> _Instructions to follow_
Give back the full listing verbatim, apart from its images.

> _Data provided_

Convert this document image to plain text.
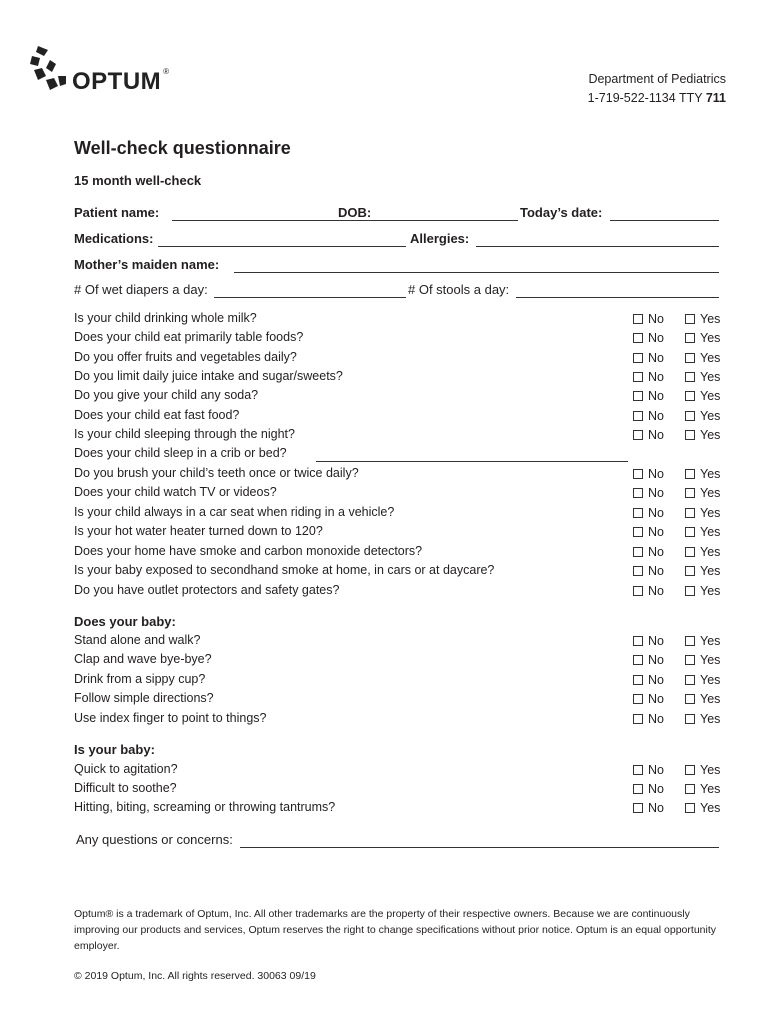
OPTUM ®
Department of Pediatrics
1-719-522-1134 TTY 711
Well-check questionnaire
15 month well-check
Patient name:	DOB:	Today’s date:
Medications:	Allergies:
Mother’s maiden name:
# Of wet diapers a day:	# Of stools a day:
Is your child drinking whole milk?	No	Yes
Does your child eat primarily table foods?	No	Yes
Do you offer fruits and vegetables daily?	No	Yes
Do you limit daily juice intake and sugar/sweets?	No	Yes
Do you give your child any soda?	No	Yes
Does your child eat fast food?	No	Yes
Is your child sleeping through the night?	No	Yes
Does your child sleep in a crib or bed?
Do you brush your child’s teeth once or twice daily?	No	Yes
Does your child watch TV or videos?	No	Yes
Is your child always in a car seat when riding in a vehicle?	No	Yes
Is your hot water heater turned down to 120?	No	Yes
Does your home have smoke and carbon monoxide detectors?	No	Yes
Is your baby exposed to secondhand smoke at home, in cars or at daycare?	No	Yes
Do you have outlet protectors and safety gates?	No	Yes
Does your baby:
Stand alone and walk?	No	Yes
Clap and wave bye-bye?	No	Yes
Drink from a sippy cup?	No	Yes
Follow simple directions?	No	Yes
Use index finger to point to things?	No	Yes
Is your baby:
Quick to agitation?	No	Yes
Difficult to soothe?	No	Yes
Hitting, biting, screaming or throwing tantrums?	No	Yes
Any questions or concerns:
Optum® is a trademark of Optum, Inc. All other trademarks are the property of their respective owners. Because we are continuously improving our products and services, Optum reserves the right to change specifications without prior notice. Optum is an equal opportunity employer.
© 2019 Optum, Inc. All rights reserved. 30063 09/19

> _In response_
Convert this document image to plain text.
OPTUM ®
Department of Pediatrics
1-719-522-1134 TTY 711
Well-check questionnaire
15 month well-check
Patient name:	DOB:	Today’s date:
Medications:	Allergies:
Mother’s maiden name:
# Of wet diapers a day:	# Of stools a day:
Is your child drinking whole milk?	No	Yes
Does your child eat primarily table foods?	No	Yes
Do you offer fruits and vegetables daily?	No	Yes
Do you limit daily juice intake and sugar/sweets?	No	Yes
Do you give your child any soda?	No	Yes
Does your child eat fast food?	No	Yes
Is your child sleeping through the night?	No	Yes
Does your child sleep in a crib or bed?
Do you brush your child’s teeth once or twice daily?	No	Yes
Does your child watch TV or videos?	No	Yes
Is your child always in a car seat when riding in a vehicle?	No	Yes
Is your hot water heater turned down to 120?	No	Yes
Does your home have smoke and carbon monoxide detectors?	No	Yes
Is your baby exposed to secondhand smoke at home, in cars or at daycare?	No	Yes
Do you have outlet protectors and safety gates?	No	Yes
Does your baby:
Stand alone and walk?	No	Yes
Clap and wave bye-bye?	No	Yes
Drink from a sippy cup?	No	Yes
Follow simple directions?	No	Yes
Use index finger to point to things?	No	Yes
Is your baby:
Quick to agitation?	No	Yes
Difficult to soothe?	No	Yes
Hitting, biting, screaming or throwing tantrums?	No	Yes
Any questions or concerns:
Optum® is a trademark of Optum, Inc. All other trademarks are the property of their respective owners. Because we are continuously improving our products and services, Optum reserves the right to change specifications without prior notice. Optum is an equal opportunity employer.
© 2019 Optum, Inc. All rights reserved. 30063 09/19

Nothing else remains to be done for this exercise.